- Task input
● ● ● ● ● ● ●

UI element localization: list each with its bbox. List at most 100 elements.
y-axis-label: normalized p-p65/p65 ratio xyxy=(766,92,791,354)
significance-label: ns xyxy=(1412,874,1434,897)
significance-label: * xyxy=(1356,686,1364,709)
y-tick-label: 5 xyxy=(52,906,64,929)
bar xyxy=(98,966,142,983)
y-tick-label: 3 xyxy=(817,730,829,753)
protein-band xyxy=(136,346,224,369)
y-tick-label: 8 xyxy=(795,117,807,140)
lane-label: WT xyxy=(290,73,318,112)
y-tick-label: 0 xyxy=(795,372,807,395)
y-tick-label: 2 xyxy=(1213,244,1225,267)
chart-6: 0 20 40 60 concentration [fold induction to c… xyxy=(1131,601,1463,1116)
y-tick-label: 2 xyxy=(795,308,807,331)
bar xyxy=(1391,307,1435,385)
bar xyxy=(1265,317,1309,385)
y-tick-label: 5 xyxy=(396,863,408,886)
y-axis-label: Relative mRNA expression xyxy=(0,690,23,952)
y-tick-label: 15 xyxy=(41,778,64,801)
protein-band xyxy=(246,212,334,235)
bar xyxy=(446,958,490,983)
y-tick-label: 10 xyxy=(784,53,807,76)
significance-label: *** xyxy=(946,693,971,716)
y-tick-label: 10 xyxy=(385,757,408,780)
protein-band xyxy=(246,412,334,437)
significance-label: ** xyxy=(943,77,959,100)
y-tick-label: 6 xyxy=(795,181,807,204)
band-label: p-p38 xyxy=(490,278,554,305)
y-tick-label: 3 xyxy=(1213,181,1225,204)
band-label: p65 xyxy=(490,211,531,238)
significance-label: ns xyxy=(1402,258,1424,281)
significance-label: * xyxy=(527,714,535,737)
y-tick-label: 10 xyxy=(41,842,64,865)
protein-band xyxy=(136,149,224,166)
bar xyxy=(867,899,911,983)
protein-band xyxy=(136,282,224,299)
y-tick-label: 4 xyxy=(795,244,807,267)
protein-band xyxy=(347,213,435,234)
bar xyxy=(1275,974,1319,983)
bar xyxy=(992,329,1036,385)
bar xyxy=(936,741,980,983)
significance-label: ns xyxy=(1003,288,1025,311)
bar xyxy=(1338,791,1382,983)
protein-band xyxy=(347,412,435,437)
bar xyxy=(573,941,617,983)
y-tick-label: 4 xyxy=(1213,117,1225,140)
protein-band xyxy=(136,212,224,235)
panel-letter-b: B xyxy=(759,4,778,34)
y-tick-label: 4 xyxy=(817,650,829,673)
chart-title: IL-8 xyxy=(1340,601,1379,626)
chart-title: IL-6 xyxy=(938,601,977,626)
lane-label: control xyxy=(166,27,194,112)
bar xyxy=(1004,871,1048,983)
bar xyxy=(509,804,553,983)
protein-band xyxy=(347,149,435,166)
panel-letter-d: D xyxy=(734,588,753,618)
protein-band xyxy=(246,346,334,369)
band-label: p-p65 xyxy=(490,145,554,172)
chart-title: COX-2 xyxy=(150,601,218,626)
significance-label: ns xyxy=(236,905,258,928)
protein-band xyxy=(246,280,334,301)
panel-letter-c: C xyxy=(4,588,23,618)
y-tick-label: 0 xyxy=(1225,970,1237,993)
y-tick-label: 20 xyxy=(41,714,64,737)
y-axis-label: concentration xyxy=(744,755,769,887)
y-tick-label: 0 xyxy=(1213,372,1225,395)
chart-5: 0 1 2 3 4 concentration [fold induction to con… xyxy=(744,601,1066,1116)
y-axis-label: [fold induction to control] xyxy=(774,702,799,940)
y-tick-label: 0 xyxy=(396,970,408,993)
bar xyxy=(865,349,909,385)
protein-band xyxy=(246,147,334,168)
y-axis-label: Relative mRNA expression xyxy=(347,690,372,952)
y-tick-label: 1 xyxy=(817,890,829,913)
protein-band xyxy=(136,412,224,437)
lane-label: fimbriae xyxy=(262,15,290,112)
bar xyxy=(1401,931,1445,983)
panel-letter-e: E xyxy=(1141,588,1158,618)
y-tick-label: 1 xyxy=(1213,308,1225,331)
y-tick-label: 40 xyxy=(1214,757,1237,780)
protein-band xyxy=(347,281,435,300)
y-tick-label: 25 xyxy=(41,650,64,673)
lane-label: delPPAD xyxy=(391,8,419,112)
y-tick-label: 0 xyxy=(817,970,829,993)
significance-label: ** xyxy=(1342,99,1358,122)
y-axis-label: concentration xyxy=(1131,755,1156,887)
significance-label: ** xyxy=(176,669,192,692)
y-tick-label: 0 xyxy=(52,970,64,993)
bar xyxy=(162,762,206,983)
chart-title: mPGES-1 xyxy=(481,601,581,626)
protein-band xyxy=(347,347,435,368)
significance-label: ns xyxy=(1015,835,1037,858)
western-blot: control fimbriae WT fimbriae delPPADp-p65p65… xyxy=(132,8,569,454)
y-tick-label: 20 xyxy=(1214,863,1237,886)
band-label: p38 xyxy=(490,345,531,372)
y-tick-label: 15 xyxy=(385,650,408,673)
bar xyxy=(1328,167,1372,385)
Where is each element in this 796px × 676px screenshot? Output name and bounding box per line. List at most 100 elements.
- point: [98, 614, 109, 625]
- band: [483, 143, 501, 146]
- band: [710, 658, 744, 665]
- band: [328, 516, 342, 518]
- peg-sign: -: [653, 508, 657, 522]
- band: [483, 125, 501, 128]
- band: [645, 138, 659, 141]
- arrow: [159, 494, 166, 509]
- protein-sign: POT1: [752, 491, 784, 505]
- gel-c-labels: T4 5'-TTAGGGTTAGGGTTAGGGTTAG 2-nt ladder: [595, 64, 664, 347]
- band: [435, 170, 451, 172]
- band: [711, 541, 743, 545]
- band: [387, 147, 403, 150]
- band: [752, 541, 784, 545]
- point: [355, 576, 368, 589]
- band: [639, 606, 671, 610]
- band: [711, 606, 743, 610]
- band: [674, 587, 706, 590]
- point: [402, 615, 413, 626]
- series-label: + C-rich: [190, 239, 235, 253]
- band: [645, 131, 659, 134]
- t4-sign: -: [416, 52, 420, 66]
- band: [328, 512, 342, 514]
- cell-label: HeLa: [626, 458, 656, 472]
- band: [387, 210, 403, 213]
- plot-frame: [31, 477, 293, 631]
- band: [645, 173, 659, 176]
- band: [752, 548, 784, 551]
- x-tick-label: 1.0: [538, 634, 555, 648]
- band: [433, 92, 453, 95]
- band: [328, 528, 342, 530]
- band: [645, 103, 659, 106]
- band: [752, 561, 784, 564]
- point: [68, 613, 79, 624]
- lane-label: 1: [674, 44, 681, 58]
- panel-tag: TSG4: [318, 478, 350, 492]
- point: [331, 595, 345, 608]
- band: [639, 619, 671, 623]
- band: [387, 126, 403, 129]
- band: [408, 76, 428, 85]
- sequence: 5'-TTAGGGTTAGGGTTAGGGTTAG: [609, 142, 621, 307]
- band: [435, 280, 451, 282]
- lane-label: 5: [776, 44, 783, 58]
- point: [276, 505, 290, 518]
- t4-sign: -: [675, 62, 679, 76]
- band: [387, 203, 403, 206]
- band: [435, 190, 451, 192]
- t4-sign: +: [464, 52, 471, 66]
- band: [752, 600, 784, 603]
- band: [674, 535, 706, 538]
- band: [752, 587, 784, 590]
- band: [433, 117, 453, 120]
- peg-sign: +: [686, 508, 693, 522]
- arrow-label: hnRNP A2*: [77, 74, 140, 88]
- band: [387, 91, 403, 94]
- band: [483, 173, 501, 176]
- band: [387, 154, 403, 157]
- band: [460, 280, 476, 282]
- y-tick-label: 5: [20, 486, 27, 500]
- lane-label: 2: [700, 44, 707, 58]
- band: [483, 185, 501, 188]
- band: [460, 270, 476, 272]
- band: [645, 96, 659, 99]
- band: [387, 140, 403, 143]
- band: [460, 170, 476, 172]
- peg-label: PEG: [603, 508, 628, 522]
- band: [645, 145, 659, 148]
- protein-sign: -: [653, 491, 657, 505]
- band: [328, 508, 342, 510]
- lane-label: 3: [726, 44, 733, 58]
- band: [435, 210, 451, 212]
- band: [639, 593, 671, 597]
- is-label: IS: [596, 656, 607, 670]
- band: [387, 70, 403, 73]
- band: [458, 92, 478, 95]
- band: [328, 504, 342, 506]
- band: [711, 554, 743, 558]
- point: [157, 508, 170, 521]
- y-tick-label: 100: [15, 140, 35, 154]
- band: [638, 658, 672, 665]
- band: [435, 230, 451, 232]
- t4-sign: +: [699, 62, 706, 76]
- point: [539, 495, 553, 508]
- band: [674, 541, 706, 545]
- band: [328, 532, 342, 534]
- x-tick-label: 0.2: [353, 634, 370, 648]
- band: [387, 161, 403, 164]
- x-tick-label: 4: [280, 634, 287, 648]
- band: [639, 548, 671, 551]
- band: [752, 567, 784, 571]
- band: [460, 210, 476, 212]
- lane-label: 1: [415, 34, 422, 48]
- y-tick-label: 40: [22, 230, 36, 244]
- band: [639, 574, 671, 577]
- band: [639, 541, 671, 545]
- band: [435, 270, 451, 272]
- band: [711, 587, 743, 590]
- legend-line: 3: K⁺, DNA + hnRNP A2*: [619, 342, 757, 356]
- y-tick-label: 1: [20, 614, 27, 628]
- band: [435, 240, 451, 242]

● ● ● ● ● ● ●

Filter the entries by the string "title" and copy each matching line.

chart-title: IL-8 xyxy=(1340,601,1379,626)
chart-title: IL-6 xyxy=(938,601,977,626)
chart-title: COX-2 xyxy=(150,601,218,626)
chart-title: mPGES-1 xyxy=(481,601,581,626)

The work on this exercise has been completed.